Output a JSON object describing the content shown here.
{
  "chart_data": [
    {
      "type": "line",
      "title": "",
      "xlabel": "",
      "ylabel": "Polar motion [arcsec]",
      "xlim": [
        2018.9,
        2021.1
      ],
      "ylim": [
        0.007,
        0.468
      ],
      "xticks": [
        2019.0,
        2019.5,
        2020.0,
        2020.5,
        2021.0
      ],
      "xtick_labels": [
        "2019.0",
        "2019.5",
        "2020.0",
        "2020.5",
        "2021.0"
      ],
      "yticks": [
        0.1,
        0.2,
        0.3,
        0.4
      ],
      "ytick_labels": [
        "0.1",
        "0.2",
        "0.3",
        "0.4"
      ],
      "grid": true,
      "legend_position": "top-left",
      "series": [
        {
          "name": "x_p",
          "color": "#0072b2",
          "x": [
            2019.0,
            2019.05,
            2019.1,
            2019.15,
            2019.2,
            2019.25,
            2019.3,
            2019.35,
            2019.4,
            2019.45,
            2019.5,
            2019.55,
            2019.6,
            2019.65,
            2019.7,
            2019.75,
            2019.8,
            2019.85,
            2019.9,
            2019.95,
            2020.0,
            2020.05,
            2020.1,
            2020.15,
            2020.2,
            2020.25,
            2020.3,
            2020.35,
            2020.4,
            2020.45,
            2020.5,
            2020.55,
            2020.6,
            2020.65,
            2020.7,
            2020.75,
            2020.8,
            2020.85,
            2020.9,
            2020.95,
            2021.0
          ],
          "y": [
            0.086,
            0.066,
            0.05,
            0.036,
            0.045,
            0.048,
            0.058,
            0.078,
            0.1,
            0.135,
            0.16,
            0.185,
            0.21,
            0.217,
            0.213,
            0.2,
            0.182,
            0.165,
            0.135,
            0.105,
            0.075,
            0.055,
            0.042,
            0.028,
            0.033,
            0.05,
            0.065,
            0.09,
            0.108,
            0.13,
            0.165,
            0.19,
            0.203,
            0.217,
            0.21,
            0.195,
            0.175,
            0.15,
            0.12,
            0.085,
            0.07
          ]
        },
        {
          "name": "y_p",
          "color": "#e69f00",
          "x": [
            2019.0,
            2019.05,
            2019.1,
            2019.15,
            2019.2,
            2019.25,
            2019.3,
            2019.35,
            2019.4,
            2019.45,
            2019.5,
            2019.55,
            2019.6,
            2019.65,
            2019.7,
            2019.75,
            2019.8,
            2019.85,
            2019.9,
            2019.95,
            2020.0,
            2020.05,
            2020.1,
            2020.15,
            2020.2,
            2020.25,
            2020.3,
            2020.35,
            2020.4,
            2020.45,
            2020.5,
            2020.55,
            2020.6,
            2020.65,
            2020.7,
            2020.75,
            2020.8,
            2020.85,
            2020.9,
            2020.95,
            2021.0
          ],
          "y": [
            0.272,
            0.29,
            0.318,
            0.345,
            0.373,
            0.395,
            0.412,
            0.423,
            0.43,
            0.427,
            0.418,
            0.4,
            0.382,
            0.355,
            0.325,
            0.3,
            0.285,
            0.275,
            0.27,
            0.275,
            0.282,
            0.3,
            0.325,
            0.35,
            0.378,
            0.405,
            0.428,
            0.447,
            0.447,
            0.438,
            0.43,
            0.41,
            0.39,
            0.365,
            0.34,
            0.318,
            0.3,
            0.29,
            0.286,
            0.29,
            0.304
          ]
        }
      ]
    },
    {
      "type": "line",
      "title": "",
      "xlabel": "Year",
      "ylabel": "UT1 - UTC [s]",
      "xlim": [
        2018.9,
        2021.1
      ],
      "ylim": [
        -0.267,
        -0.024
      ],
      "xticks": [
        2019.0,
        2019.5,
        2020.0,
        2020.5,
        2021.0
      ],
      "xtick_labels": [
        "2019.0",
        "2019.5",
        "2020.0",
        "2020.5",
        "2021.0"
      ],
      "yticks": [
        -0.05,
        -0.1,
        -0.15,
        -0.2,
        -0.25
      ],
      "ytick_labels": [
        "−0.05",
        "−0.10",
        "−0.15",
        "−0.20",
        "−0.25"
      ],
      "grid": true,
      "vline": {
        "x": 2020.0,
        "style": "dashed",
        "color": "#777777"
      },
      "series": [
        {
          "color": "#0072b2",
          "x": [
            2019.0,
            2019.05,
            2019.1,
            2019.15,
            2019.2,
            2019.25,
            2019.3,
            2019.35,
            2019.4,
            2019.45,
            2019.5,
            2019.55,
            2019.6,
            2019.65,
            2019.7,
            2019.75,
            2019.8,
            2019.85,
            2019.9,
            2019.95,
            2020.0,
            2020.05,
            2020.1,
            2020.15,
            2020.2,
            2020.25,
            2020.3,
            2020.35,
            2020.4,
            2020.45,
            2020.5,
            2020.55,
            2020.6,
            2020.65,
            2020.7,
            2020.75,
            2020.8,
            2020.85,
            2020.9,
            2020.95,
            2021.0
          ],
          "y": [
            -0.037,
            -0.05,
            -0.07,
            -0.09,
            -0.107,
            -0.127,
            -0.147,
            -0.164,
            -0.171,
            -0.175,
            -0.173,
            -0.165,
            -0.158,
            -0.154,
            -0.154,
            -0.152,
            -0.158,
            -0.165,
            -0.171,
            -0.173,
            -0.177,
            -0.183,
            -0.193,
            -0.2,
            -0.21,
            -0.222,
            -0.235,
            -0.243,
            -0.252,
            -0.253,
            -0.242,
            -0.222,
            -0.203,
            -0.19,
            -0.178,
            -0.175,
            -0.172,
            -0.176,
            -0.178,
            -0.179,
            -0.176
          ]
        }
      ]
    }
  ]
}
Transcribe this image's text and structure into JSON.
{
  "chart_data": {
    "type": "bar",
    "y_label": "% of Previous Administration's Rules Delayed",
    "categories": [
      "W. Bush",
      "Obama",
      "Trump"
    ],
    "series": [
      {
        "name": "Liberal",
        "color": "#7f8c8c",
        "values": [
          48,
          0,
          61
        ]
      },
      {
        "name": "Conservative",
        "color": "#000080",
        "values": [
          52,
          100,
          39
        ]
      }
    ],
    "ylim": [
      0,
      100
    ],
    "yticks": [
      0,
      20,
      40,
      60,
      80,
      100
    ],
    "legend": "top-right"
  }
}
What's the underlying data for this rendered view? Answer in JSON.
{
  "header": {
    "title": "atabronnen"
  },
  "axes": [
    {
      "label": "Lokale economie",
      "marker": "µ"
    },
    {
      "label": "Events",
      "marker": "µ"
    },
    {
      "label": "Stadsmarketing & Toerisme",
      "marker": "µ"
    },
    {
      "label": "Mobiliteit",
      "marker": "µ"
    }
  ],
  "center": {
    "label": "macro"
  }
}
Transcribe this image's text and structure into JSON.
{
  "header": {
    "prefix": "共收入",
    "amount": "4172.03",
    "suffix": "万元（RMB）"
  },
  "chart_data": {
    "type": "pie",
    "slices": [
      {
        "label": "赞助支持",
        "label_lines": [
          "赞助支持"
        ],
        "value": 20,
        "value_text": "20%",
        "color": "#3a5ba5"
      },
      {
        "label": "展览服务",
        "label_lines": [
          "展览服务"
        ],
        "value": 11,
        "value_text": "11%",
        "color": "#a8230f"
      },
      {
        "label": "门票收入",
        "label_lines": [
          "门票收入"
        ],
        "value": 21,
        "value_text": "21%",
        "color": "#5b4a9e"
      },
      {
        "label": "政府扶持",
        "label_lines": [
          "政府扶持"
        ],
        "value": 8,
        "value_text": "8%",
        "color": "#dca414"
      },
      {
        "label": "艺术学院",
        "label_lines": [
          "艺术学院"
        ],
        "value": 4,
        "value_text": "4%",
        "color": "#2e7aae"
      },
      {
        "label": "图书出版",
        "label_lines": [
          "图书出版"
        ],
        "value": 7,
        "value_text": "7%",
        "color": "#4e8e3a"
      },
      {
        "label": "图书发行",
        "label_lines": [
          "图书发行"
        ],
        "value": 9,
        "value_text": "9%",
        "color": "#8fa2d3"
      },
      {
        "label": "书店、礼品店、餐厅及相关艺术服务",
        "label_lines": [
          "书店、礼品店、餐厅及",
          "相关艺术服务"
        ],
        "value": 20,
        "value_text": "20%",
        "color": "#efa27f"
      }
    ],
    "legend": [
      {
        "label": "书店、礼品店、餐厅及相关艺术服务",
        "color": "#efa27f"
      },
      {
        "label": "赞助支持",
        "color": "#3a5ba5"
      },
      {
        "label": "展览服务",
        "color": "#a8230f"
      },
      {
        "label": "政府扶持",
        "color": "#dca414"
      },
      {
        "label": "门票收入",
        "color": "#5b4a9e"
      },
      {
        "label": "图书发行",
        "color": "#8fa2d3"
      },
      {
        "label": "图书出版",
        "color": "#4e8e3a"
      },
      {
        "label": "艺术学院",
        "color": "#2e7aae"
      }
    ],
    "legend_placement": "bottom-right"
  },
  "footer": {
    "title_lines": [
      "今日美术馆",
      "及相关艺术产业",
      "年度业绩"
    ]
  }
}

Goal — Go through the entries above and pull out each line with "ylabel" in it.

Full output —
      "ylabel": "Polar motion [arcsec]",
      "ylabel": "UT1 - UTC [s]",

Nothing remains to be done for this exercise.